==== Data extract ====

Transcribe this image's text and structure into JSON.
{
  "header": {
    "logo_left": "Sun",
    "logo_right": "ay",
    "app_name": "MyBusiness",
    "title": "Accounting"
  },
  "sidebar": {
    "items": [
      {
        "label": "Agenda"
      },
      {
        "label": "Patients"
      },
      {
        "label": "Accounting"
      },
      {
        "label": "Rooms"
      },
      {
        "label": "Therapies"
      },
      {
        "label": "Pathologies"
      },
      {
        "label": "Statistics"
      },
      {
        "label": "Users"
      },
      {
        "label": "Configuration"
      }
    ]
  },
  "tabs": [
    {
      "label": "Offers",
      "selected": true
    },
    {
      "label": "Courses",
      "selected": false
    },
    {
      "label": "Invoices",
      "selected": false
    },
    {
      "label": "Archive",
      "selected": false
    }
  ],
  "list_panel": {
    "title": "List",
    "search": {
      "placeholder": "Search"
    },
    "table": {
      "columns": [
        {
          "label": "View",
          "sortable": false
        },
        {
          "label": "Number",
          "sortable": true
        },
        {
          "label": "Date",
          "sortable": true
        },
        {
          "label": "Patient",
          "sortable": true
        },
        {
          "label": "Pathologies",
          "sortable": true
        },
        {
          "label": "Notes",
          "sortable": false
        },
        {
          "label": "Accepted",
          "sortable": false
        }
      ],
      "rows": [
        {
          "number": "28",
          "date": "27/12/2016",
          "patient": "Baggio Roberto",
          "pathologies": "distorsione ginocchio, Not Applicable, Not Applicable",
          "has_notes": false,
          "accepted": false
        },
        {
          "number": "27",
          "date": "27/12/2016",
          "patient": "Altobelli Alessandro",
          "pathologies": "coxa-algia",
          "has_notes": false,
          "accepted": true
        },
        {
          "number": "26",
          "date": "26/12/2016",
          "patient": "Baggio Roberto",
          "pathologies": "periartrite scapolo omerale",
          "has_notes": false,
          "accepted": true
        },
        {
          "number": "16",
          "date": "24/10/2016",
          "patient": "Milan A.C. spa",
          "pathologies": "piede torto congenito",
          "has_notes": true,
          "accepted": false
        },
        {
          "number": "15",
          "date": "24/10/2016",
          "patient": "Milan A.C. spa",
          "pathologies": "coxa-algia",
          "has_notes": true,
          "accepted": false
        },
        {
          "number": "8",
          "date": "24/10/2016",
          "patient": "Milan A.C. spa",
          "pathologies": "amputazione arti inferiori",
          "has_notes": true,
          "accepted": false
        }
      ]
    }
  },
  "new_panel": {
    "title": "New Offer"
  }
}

====

* **Exercise brief**
What is needed is an exact transcription of every entry.

* **Completed task**
Transcribe this image's text and structure into JSON.
{
  "header": {
    "logo_left": "Sun",
    "logo_right": "ay",
    "app_name": "MyBusiness",
    "title": "Accounting"
  },
  "sidebar": {
    "items": [
      {
        "label": "Agenda"
      },
      {
        "label": "Patients"
      },
      {
        "label": "Accounting"
      },
      {
        "label": "Rooms"
      },
      {
        "label": "Therapies"
      },
      {
        "label": "Pathologies"
      },
      {
        "label": "Statistics"
      },
      {
        "label": "Users"
      },
      {
        "label": "Configuration"
      }
    ]
  },
  "tabs": [
    {
      "label": "Offers",
      "selected": true
    },
    {
      "label": "Courses",
      "selected": false
    },
    {
      "label": "Invoices",
      "selected": false
    },
    {
      "label": "Archive",
      "selected": false
    }
  ],
  "list_panel": {
    "title": "List",
    "search": {
      "placeholder": "Search"
    },
    "table": {
      "columns": [
        {
          "label": "View",
          "sortable": false
        },
        {
          "label": "Number",
          "sortable": true
        },
        {
          "label": "Date",
          "sortable": true
        },
        {
          "label": "Patient",
          "sortable": true
        },
        {
          "label": "Pathologies",
          "sortable": true
        },
        {
          "label": "Notes",
          "sortable": false
        },
        {
          "label": "Accepted",
          "sortable": false
        }
      ],
      "rows": [
        {
          "number": "28",
          "date": "27/12/2016",
          "patient": "Baggio Roberto",
          "pathologies": "distorsione ginocchio, Not Applicable, Not Applicable",
          "has_notes": false,
          "accepted": false
        },
        {
          "number": "27",
          "date": "27/12/2016",
          "patient": "Altobelli Alessandro",
          "pathologies": "coxa-algia",
          "has_notes": false,
          "accepted": true
        },
        {
          "number": "26",
          "date": "26/12/2016",
          "patient": "Baggio Roberto",
          "pathologies": "periartrite scapolo omerale",
          "has_notes": false,
          "accepted": true
        },
        {
          "number": "16",
          "date": "24/10/2016",
          "patient": "Milan A.C. spa",
          "pathologies": "piede torto congenito",
          "has_notes": true,
          "accepted": false
        },
        {
          "number": "15",
          "date": "24/10/2016",
          "patient": "Milan A.C. spa",
          "pathologies": "coxa-algia",
          "has_notes": true,
          "accepted": false
        },
        {
          "number": "8",
          "date": "24/10/2016",
          "patient": "Milan A.C. spa",
          "pathologies": "amputazione arti inferiori",
          "has_notes": true,
          "accepted": false
        }
      ]
    }
  },
  "new_panel": {
    "title": "New Offer"
  }
}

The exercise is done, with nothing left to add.